Потемкин разрабатывал по меньшей мере четыре плана. Первый — присоединение к Польше Молдавии. Это княжество хорошо вписалось бы в такое государство, о котором мечтал Феликс Потоцкий в письме к светлейшему от мая 1790 года, где он предлагал создать федеративную республику из полусамостоятельных гетманств. В то же самое время готовился план конфедерации во главе с Браницким и Потоцким — для восстановления старой конституции или установления новой. В феврале Потемкин приглашал Потоцкого встретиться и обсудить «истинное благо нашей страны».
[968]
Кроме того, имелся план вторжения Потемкина в Польшу в качестве великого гетмана Черноморского казачества под предлогом освобождения православного населения восточной части Польши. В пользу этого варианта говорили и польские корни Потемкина, и его королевские амбиции, и русский инстинкт к подавлению польской вольницы, и пресловутая «страсть к казакам». Еще до получения звания гетмана он специально набирал казаков для Черноморского войска в Польше. 6 июля 1787 года, например, Екатерина разрешила ему сформировать четыре регулярных эскадрона из жителей его польских деревень (в Смиле князь уже создал пешее и конное ополчение). Александра Браницкая позднее утверждала, что Потемкин собирался «возглавить всех казаков, объединиться с польской армией и провозгласить себя королем Польши».

§ **ПРЕДОСТАВЛЕННЫЕ МАТЕРИАЛЫ**:

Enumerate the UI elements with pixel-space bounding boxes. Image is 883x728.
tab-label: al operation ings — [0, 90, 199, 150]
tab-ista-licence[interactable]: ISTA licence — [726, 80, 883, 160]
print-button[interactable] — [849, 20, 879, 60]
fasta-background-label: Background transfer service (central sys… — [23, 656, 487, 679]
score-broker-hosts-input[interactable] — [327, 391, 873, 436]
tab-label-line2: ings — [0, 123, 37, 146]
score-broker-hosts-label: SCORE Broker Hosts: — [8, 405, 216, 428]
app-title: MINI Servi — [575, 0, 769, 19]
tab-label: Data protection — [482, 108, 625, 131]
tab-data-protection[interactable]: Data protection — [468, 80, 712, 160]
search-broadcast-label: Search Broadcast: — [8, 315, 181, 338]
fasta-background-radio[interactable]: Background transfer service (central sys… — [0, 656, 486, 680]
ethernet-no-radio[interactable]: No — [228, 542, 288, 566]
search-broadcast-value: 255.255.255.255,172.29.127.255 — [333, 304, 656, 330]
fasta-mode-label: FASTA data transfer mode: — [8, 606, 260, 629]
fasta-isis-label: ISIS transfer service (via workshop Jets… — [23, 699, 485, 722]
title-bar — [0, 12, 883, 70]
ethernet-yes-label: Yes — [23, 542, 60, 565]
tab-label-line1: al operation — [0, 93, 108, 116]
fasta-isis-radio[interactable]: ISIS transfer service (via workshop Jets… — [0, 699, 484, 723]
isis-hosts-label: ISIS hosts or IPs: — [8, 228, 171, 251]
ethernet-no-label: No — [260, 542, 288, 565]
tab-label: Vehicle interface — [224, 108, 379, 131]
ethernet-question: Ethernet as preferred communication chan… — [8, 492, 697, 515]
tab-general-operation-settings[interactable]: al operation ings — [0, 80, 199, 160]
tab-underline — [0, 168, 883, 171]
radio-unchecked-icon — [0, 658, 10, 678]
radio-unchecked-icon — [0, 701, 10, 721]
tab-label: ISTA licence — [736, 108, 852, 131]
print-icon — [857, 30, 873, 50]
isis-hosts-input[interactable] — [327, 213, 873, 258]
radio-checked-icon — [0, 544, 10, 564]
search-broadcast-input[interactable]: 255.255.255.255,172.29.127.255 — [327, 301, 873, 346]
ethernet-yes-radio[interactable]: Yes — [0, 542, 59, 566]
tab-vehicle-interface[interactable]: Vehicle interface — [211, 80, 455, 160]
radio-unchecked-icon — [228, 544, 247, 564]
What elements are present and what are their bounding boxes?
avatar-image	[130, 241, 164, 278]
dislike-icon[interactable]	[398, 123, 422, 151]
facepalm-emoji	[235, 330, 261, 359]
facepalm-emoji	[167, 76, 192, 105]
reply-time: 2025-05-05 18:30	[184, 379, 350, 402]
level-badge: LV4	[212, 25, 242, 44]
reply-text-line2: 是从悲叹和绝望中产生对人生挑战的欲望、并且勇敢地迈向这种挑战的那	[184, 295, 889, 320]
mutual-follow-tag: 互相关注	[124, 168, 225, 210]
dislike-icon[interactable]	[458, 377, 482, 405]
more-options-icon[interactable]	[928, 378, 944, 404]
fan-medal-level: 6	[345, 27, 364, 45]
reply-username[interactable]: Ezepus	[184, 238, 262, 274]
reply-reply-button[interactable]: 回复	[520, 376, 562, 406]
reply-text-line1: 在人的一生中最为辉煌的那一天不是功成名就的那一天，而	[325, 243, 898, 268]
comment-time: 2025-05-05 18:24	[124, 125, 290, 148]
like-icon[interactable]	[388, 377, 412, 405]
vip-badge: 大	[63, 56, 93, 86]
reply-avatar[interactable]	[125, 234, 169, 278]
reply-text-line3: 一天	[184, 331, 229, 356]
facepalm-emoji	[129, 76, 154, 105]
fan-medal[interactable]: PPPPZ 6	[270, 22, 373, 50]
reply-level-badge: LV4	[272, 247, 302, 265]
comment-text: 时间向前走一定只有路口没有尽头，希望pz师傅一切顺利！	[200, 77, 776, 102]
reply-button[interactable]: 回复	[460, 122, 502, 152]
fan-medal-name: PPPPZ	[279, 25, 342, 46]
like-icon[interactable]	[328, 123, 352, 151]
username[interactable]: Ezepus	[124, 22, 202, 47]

§ **ЗАДАЧА**: Пожалуйста, продолжите текст о польских планах Потемкина сразу после его последнего предложения. Материалы взяты из другого источника.

§ **ОТВЕТ**:
[969]
Хотя этот проект кажется теперь невероятным, он все же был осуществим. Населенные православными области, Подолия и восточная Польша, возглавляемые такими магнатами, как Феликс Потоцкий с его старинными взглядами на польскую свободу, были очень далеки от многоумных патриотов-католиков, возглавлявших Четырехлетний сейм в Варшаве и перенявших новое, французское представление о гражданских свободах. План казацкого восстания нельзя рассматривать вне связи с другими замыслами: и Екатерина, и Потемкин видели в нем средство мобилизовать православное население на борьбу с варшавской революцией и в то же время, если удастся, образовать для светлейшего собственное княжество в пределах федеративной Польши под протекторатом России.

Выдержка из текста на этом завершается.